━━ Provided data ━━

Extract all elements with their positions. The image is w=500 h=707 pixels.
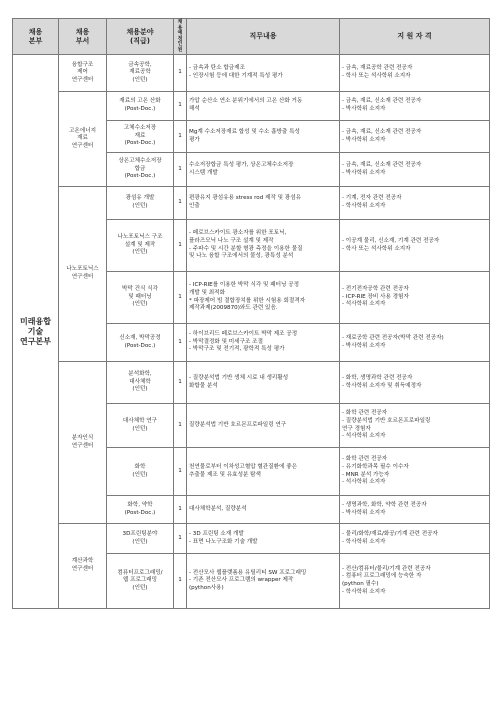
qualification-cell: - 금속, 재료, 신소재 관련 전공자 - 박사학위 소지자 [340, 121, 490, 153]
headcount-cell: 1 [174, 554, 187, 609]
duty-cell: - 하이브리드 페로브스카이트 박막 제조 공정 - 박막결정화 및 미세구조 조절 - 박막구조 및 전기적, 광학적 특성 평가 [187, 324, 340, 362]
duty-cell: - 질량분석법 기반 생체 시료 내 생리활성 화합물 분석 [187, 362, 340, 404]
headcount-cell: 1 [174, 524, 187, 554]
field-cell: 컴퓨터프로그래밍/ 웹 프로그래밍 (인턴) [107, 554, 174, 609]
table-row [13, 55, 490, 92]
headcount-cell: 1 [174, 448, 187, 496]
qualification-cell: - 전기전자공학 관련 전공자 - ICP-RIE 장비 사용 경험자 - 석사학위 소지자 [340, 272, 490, 324]
department-cell: 나노포토닉스 연구센터 [59, 187, 107, 362]
qualification-cell: - 화학 관련 전공자 - 유기화학과목 필수 이수자 - MNR 분석 가능자 - 석사학위 소지자 [340, 448, 490, 496]
headcount-cell: 1 [174, 496, 187, 524]
duty-cell: - 금속과 탄소 합금제조 - 인장시험 등에 대한 기계적 특성 평가 [187, 55, 340, 92]
duty-cell: 질량분석법 기반 호르몬프로파일링 연구 [187, 404, 340, 448]
qualification-cell: - 금속, 재료, 신소재 관련 전공자 - 박사학위 소지자 [340, 153, 490, 187]
headcount-cell: 1 [174, 404, 187, 448]
duty-cell: 가압 순산소 연소 분위기에서의 고온 산화 거동 해석 [187, 92, 340, 121]
qualification-cell: - 금속, 재료, 신소재 관련 전공자 - 박사학위 소지자 [340, 92, 490, 121]
qualification-cell: - 금속, 재료공학 관련 전공자 - 학사 또는 석사학위 소지자 [340, 55, 490, 92]
field-cell: 신소재, 박막공정 (Post-Doc.) [107, 324, 174, 362]
field-cell: 분석화학, 대사체학 (인턴) [107, 362, 174, 404]
duty-cell: 수소저장합금 특성 평가, 상온고체수소저장 시스템 개발 [187, 153, 340, 187]
header-department: 채용 부서 [59, 19, 107, 55]
header-field: 채용분야 (직급) [107, 19, 174, 55]
qualification-cell: - 물리/화학/재료/화공/기계 관련 전공자 - 학사학위 소지자 [340, 524, 490, 554]
headcount-cell: 1 [174, 153, 187, 187]
header-row [13, 19, 490, 55]
field-cell: 3D프린팅분야 (인턴) [107, 524, 174, 554]
duty-cell: - ICP-RIE를 이용한 박막 식각 및 패터닝 공정 개발 및 최적화 * 파장제어 빔 결합장치를 위한 시험용 회절격자 제작과제(2009870)와도 관련 있음. [187, 272, 340, 324]
qualification-cell: - 생명과학, 화학, 약학 관련 전공자 - 박사학위 소지자 [340, 496, 490, 524]
duty-cell: Mg계 수소저장재료 합성 및 수소 흡방출 특성 평가 [187, 121, 340, 153]
table-row [13, 362, 490, 404]
duty-cell: - 3D 프린팅 소재 개발 - 표면 나노구조화 기술 개발 [187, 524, 340, 554]
header-division: 채용 본부 [13, 19, 59, 55]
department-cell: 분자인식 연구센터 [59, 362, 107, 524]
qualification-cell: - 화학 관련 전공자 - 질량분석법 기반 호르몬프로파일링 연구 경험자 - 석사학위 소지자 [340, 404, 490, 448]
header-duty: 직무내용 [187, 19, 340, 55]
field-cell: 금속공학, 재료공학 (인턴) [107, 55, 174, 92]
headcount-cell: 1 [174, 220, 187, 272]
header-qualification: 지 원 자 격 [340, 19, 490, 55]
qualification-cell: - 이공계 물리, 신소재, 기계 관련 전공자 - 학사 또는 석사학위 소지자 [340, 220, 490, 272]
department-cell: 계산과학 연구센터 [59, 524, 107, 609]
header-headcount: 채용 예정 인원 [174, 19, 187, 55]
headcount-cell: 1 [174, 362, 187, 404]
department-cell: 융합구조 제어 연구센터 [59, 55, 107, 92]
field-cell: 화학 (인턴) [107, 448, 174, 496]
headcount-cell: 1 [174, 272, 187, 324]
table-row [13, 92, 490, 121]
duty-cell: 편광유지 광섬유용 stress rod 제작 및 광섬유 인출 [187, 187, 340, 220]
field-cell: 화학, 약학 (Post-Doc.) [107, 496, 174, 524]
duty-cell: 대사체학분석, 질량분석 [187, 496, 340, 524]
qualification-cell: - 화학, 생명과학 관련 전공자 - 학사학위 소지자 및 취득예정자 [340, 362, 490, 404]
field-cell: 재료의 고온 산화 (Post-Doc.) [107, 92, 174, 121]
headcount-cell: 1 [174, 121, 187, 153]
headcount-cell: 1 [174, 187, 187, 220]
field-cell: 나노포토닉스 구조 설계 및 제작 (인턴) [107, 220, 174, 272]
qualification-cell: - 전산/컴퓨터/물리/기계 관련 전공자 - 컴퓨터 프로그래밍에 능숙한 자 (python 필수) - 학사학위 소지자 [340, 554, 490, 609]
qualification-cell: - 기계, 전자 관련 전공자 - 학사학위 소지자 [340, 187, 490, 220]
field-cell: 광섬유 개발 (인턴) [107, 187, 174, 220]
duty-cell: - 전산모사 웹플랫폼용 유틸리티 SW 프로그래밍 - 기존 전산모사 프로그램의 wrapper 제작 (python사용) [187, 554, 340, 609]
table-row [13, 187, 490, 220]
qualification-cell: - 재료공학 관련 전공자(박막 관련 전공자) - 박사학위 소지자 [340, 324, 490, 362]
duty-cell: 천연물로부터 이차성고혈압 혈관질환에 좋은 추출물 제조 및 유효성분 탐색 [187, 448, 340, 496]
division-cell: 미래융합 기술 연구본부 [13, 55, 59, 609]
duty-cell: - 페로브스카이트 광소자를 위한 포토닉, 플라즈모닉 나노 구조 설계 및 제작 - 주파수 및 시간 분할 형광 측정을 이용한 물질 및 나노 융합 구조에서의 물성, 광특성 분석 [187, 220, 340, 272]
headcount-cell: 1 [174, 92, 187, 121]
table-row [13, 524, 490, 554]
field-cell: 대사체학 연구 (인턴) [107, 404, 174, 448]
headcount-cell: 1 [174, 324, 187, 362]
field-cell: 박막 건식 식각 및 패터닝 (인턴) [107, 272, 174, 324]
department-cell: 고온에너지 재료 연구센터 [59, 92, 107, 187]
headcount-cell: 1 [174, 55, 187, 92]
field-cell: 상온고체수소저장 합금 (Post-Doc.) [107, 153, 174, 187]
recruitment-table [12, 18, 490, 609]
field-cell: 고체수소저장 재료 (Post-Doc.) [107, 121, 174, 153]
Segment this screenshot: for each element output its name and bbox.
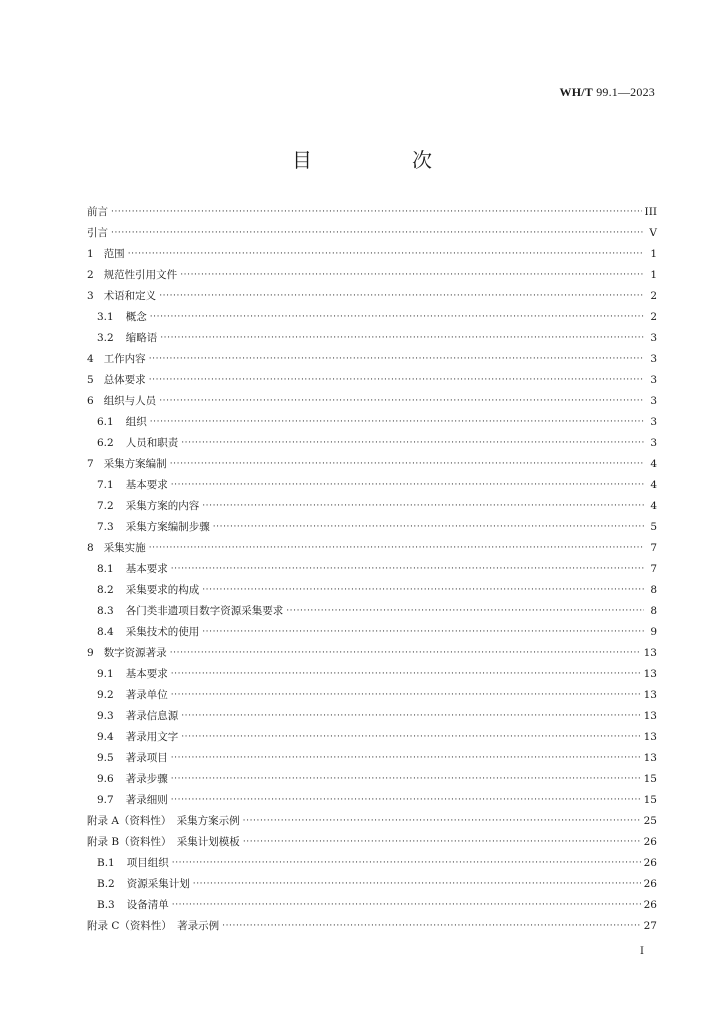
toc-entry-title: 附录 C（资料性） 著录示例 [87, 920, 220, 932]
toc-entry-page: III [644, 206, 657, 218]
toc-entry-title: 人员和职责 [125, 437, 179, 449]
toc-leader-dots [171, 664, 641, 685]
toc-entry-page: 13 [643, 689, 657, 701]
toc-entry[interactable] [87, 727, 657, 748]
toc-entry-page: 3 [650, 416, 657, 428]
toc-entry[interactable] [87, 811, 657, 832]
toc-entry-number: 9.3 [97, 710, 114, 722]
toc-entry-page: 2 [650, 290, 657, 302]
toc-entry[interactable] [87, 517, 657, 538]
toc-leader-dots [172, 853, 641, 874]
toc-leader-dots [213, 517, 644, 538]
toc-entry-title: 引言 [87, 227, 108, 239]
toc-entry[interactable] [87, 496, 657, 517]
toc-leader-dots [170, 454, 644, 475]
toc-entry[interactable] [87, 454, 657, 475]
toc-entry[interactable] [87, 391, 657, 412]
toc-entry-page: 26 [643, 899, 657, 911]
toc-entry-title: 组织与人员 [103, 395, 157, 407]
toc-entry[interactable] [87, 769, 657, 790]
toc-entry-title: 总体要求 [103, 374, 146, 386]
toc-entry-number: 8.4 [97, 626, 114, 638]
toc-entry-page: 4 [650, 458, 657, 470]
toc-entry-page: 1 [650, 248, 657, 260]
toc-entry[interactable] [87, 286, 657, 307]
toc-entry[interactable] [87, 832, 657, 853]
toc-entry-title: 采集实施 [103, 542, 146, 554]
toc-leader-dots [181, 727, 640, 748]
toc-entry-title: 缩略语 [125, 332, 158, 344]
toc-entry[interactable] [87, 664, 657, 685]
toc-entry-number: 8.3 [97, 605, 114, 617]
toc-leader-dots [128, 244, 644, 265]
toc-leader-dots [202, 622, 644, 643]
toc-entry-title: 基本要求 [125, 479, 168, 491]
toc-entry-number: 4 [87, 353, 94, 365]
page-number: I [640, 946, 644, 957]
toc-entry-title: 附录 A（资料性） 采集方案示例 [87, 815, 240, 827]
toc-entry[interactable] [87, 874, 657, 895]
toc-entry-number: 9.6 [97, 773, 114, 785]
toc-leader-dots [193, 874, 641, 895]
toc-entry-title: 采集方案编制 [103, 458, 167, 470]
toc-entry-page: 25 [643, 815, 657, 827]
toc-entry-title: 组织 [125, 416, 147, 428]
toc-leader-dots [160, 328, 644, 349]
toc-entry[interactable] [87, 433, 657, 454]
toc-entry-number: 6 [87, 395, 94, 407]
toc-entry-page: 26 [643, 836, 657, 848]
toc-entry-page: 7 [650, 542, 657, 554]
toc-entry-page: 1 [650, 269, 657, 281]
toc-entry-title: 著录步骤 [125, 773, 168, 785]
toc-entry-title: 前言 [87, 206, 108, 218]
toc-entry[interactable] [87, 895, 657, 916]
toc-entry-number: 8 [87, 542, 94, 554]
toc-entry-page: 13 [643, 647, 657, 659]
toc-entry[interactable] [87, 643, 657, 664]
toc-entry-page: 26 [643, 857, 657, 869]
toc-entry-number: 5 [87, 374, 94, 386]
toc-entry-title: 著录信息源 [125, 710, 179, 722]
toc-entry[interactable] [87, 538, 657, 559]
toc-entry-page: 4 [650, 479, 657, 491]
toc-entry[interactable] [87, 475, 657, 496]
toc-entry-title: 采集技术的使用 [125, 626, 200, 638]
toc-leader-dots [222, 916, 641, 937]
toc-entry[interactable] [87, 412, 657, 433]
page-title: 目 次 [292, 148, 472, 172]
toc-entry-number: 7.2 [97, 500, 114, 512]
toc-leader-dots [111, 223, 644, 244]
toc-entry-title: 规范性引用文件 [103, 269, 178, 281]
toc-entry-number: 9.5 [97, 752, 114, 764]
toc-entry[interactable] [87, 790, 657, 811]
toc-entry-page: 13 [643, 752, 657, 764]
toc-entry[interactable] [87, 622, 657, 643]
toc-leader-dots [202, 580, 644, 601]
toc-leader-dots [286, 601, 644, 622]
toc-entry-page: 4 [650, 500, 657, 512]
toc-entry-title: 范围 [103, 248, 125, 260]
toc-entry-page: 13 [643, 668, 657, 680]
toc-entry-page: 9 [650, 626, 657, 638]
toc-entry-number: 6.2 [97, 437, 114, 449]
toc-entry-number: 3 [87, 290, 94, 302]
toc-leader-dots [171, 748, 641, 769]
toc-entry-title: 著录单位 [125, 689, 168, 701]
toc-entry-page: 27 [643, 920, 657, 932]
toc-entry-title: 项目组织 [126, 857, 169, 869]
toc-leader-dots [149, 370, 644, 391]
toc-entry-page: V [649, 227, 657, 239]
toc-entry-title: 采集要求的构成 [125, 584, 200, 596]
toc-entry[interactable] [87, 202, 657, 223]
toc-leader-dots [150, 412, 644, 433]
toc-leader-dots [149, 538, 644, 559]
toc-entry-number: 9.4 [97, 731, 114, 743]
toc-entry-title: 附录 B（资料性） 采集计划模板 [87, 836, 240, 848]
toc-entry[interactable] [87, 349, 657, 370]
toc-leader-dots [181, 433, 644, 454]
toc-entry-title: 各门类非遗项目数字资源采集要求 [125, 605, 284, 617]
toc-entry-number: B.1 [97, 857, 115, 869]
toc-entry[interactable] [87, 916, 657, 937]
toc-entry-page: 5 [650, 521, 657, 533]
toc-entry[interactable] [87, 685, 657, 706]
toc-entry-page: 8 [650, 584, 657, 596]
toc-entry-number: 7.3 [97, 521, 114, 533]
toc-entry-page: 2 [650, 311, 657, 323]
toc-entry-title: 基本要求 [125, 563, 168, 575]
toc-leader-dots [111, 202, 642, 223]
toc-leader-dots [243, 832, 641, 853]
toc-entry-page: 3 [650, 374, 657, 386]
toc-leader-dots [171, 685, 641, 706]
toc-entry[interactable] [87, 580, 657, 601]
toc-entry-number: 9.2 [97, 689, 114, 701]
toc-entry-number: 6.1 [97, 416, 114, 428]
toc-entry-title: 工作内容 [103, 353, 146, 365]
toc-entry-number: 7 [87, 458, 94, 470]
toc-leader-dots [171, 790, 641, 811]
standard-number: 99.1—2023 [596, 85, 655, 99]
toc-entry[interactable] [87, 370, 657, 391]
toc-leader-dots [170, 643, 641, 664]
toc-entry-page: 13 [643, 731, 657, 743]
toc-entry[interactable] [87, 328, 657, 349]
toc-entry-page: 3 [650, 353, 657, 365]
table-of-contents [87, 202, 657, 937]
toc-entry-title: 著录项目 [125, 752, 168, 764]
toc-entry[interactable] [87, 559, 657, 580]
toc-entry-number: 8.2 [97, 584, 114, 596]
toc-entry[interactable] [87, 307, 657, 328]
toc-leader-dots [159, 391, 644, 412]
toc-leader-dots [180, 265, 644, 286]
toc-entry-page: 8 [650, 605, 657, 617]
toc-entry-number: 9.1 [97, 668, 114, 680]
toc-entry-number: 1 [87, 248, 94, 260]
toc-entry-number: 3.2 [97, 332, 114, 344]
toc-leader-dots [181, 706, 640, 727]
toc-entry-number: 3.1 [97, 311, 114, 323]
toc-entry-page: 26 [643, 878, 657, 890]
standard-code-header [560, 85, 656, 100]
toc-entry-title: 采集方案的内容 [125, 500, 200, 512]
toc-entry[interactable] [87, 853, 657, 874]
toc-entry-title: 术语和定义 [103, 290, 157, 302]
toc-entry-number: 7.1 [97, 479, 114, 491]
toc-entry-title: 著录细则 [125, 794, 168, 806]
toc-entry[interactable] [87, 223, 657, 244]
toc-entry-number: B.3 [97, 899, 115, 911]
toc-entry-title: 概念 [125, 311, 147, 323]
toc-entry-title: 资源采集计划 [126, 878, 190, 890]
standard-code: WH/T [559, 85, 593, 99]
toc-entry-number: 9.7 [97, 794, 114, 806]
toc-leader-dots [150, 307, 644, 328]
toc-entry-title: 基本要求 [125, 668, 168, 680]
toc-entry[interactable] [87, 706, 657, 727]
toc-leader-dots [172, 895, 641, 916]
toc-leader-dots [159, 286, 644, 307]
toc-leader-dots [171, 769, 641, 790]
toc-entry-number: 2 [87, 269, 94, 281]
toc-entry-title: 数字资源著录 [103, 647, 167, 659]
toc-entry-page: 3 [650, 395, 657, 407]
toc-entry-page: 3 [650, 437, 657, 449]
toc-entry-title: 著录用文字 [125, 731, 179, 743]
toc-entry-number: 9 [87, 647, 94, 659]
toc-leader-dots [149, 349, 644, 370]
toc-entry-title: 采集方案编制步骤 [125, 521, 210, 533]
toc-entry-page: 15 [643, 794, 657, 806]
toc-leader-dots [171, 475, 644, 496]
toc-leader-dots [243, 811, 641, 832]
toc-entry[interactable] [87, 748, 657, 769]
toc-entry-page: 13 [643, 710, 657, 722]
toc-leader-dots [202, 496, 644, 517]
toc-entry[interactable] [87, 265, 657, 286]
toc-entry-page: 7 [650, 563, 657, 575]
toc-entry-title: 设备清单 [126, 899, 169, 911]
toc-leader-dots [171, 559, 644, 580]
toc-entry-number: 8.1 [97, 563, 114, 575]
toc-entry[interactable] [87, 244, 657, 265]
toc-entry-number: B.2 [97, 878, 115, 890]
toc-entry[interactable] [87, 601, 657, 622]
toc-entry-page: 15 [643, 773, 657, 785]
toc-entry-page: 3 [650, 332, 657, 344]
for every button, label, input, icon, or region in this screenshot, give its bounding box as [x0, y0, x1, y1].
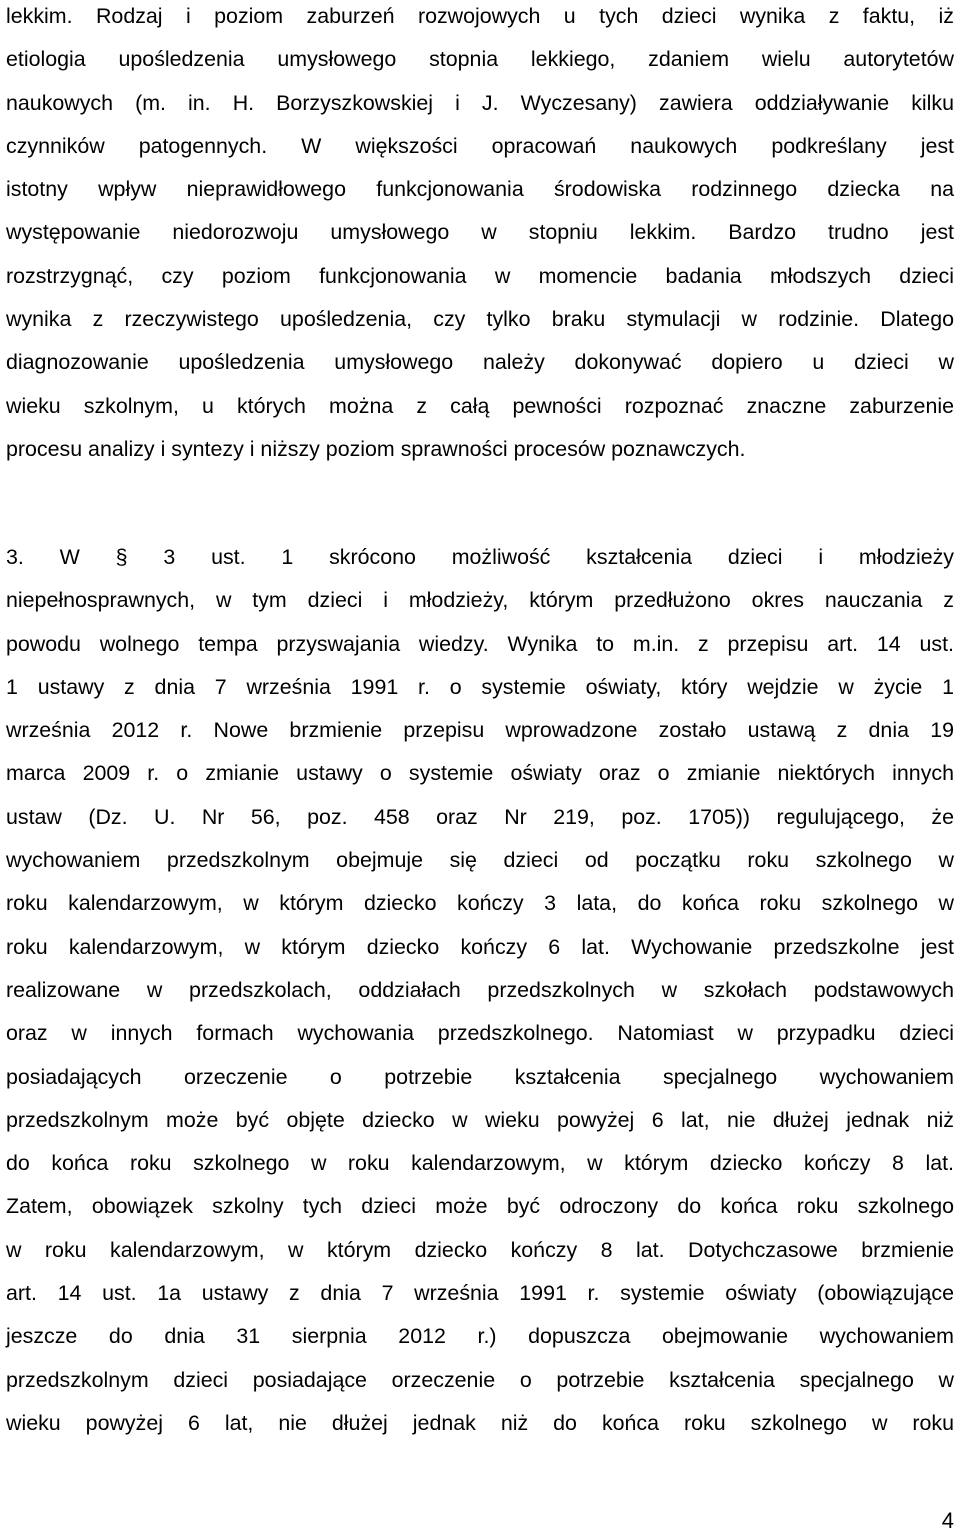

━━━

What to work on: Reproduce the listing word for word, beginning at the line that contains "121, 490, 153]" and stopping after the line that contains "header-row [13, 19, 490, 55]".

Completed exercise:
qualification-cell: - 금속, 재료, 신소재 관련 전공자 - 박사학위 소지자 [340, 121, 490, 153]
headcount-cell: 1 [174, 554, 187, 609]
duty-cell: - 하이브리드 페로브스카이트 박막 제조 공정 - 박막결정화 및 미세구조 조절 - 박막구조 및 전기적, 광학적 특성 평가 [187, 324, 340, 362]
duty-cell: - 질량분석법 기반 생체 시료 내 생리활성 화합물 분석 [187, 362, 340, 404]
headcount-cell: 1 [174, 524, 187, 554]
field-cell: 컴퓨터프로그래밍/ 웹 프로그래밍 (인턴) [107, 554, 174, 609]
table-row [13, 55, 490, 92]
headcount-cell: 1 [174, 448, 187, 496]
qualification-cell: - 전기전자공학 관련 전공자 - ICP-RIE 장비 사용 경험자 - 석사학위 소지자 [340, 272, 490, 324]
department-cell: 나노포토닉스 연구센터 [59, 187, 107, 362]
qualification-cell: - 화학 관련 전공자 - 유기화학과목 필수 이수자 - MNR 분석 가능자 - 석사학위 소지자 [340, 448, 490, 496]
headcount-cell: 1 [174, 496, 187, 524]
duty-cell: - 금속과 탄소 합금제조 - 인장시험 등에 대한 기계적 특성 평가 [187, 55, 340, 92]
duty-cell: 질량분석법 기반 호르몬프로파일링 연구 [187, 404, 340, 448]
qualification-cell: - 금속, 재료, 신소재 관련 전공자 - 박사학위 소지자 [340, 153, 490, 187]
headcount-cell: 1 [174, 404, 187, 448]
duty-cell: 가압 순산소 연소 분위기에서의 고온 산화 거동 해석 [187, 92, 340, 121]
qualification-cell: - 금속, 재료, 신소재 관련 전공자 - 박사학위 소지자 [340, 92, 490, 121]
qualification-cell: - 금속, 재료공학 관련 전공자 - 학사 또는 석사학위 소지자 [340, 55, 490, 92]
field-cell: 신소재, 박막공정 (Post-Doc.) [107, 324, 174, 362]
field-cell: 분석화학, 대사체학 (인턴) [107, 362, 174, 404]
duty-cell: 수소저장합금 특성 평가, 상온고체수소저장 시스템 개발 [187, 153, 340, 187]
header-department: 채용 부서 [59, 19, 107, 55]
header-field: 채용분야 (직급) [107, 19, 174, 55]
qualification-cell: - 물리/화학/재료/화공/기계 관련 전공자 - 학사학위 소지자 [340, 524, 490, 554]
headcount-cell: 1 [174, 153, 187, 187]
header-row [13, 19, 490, 55]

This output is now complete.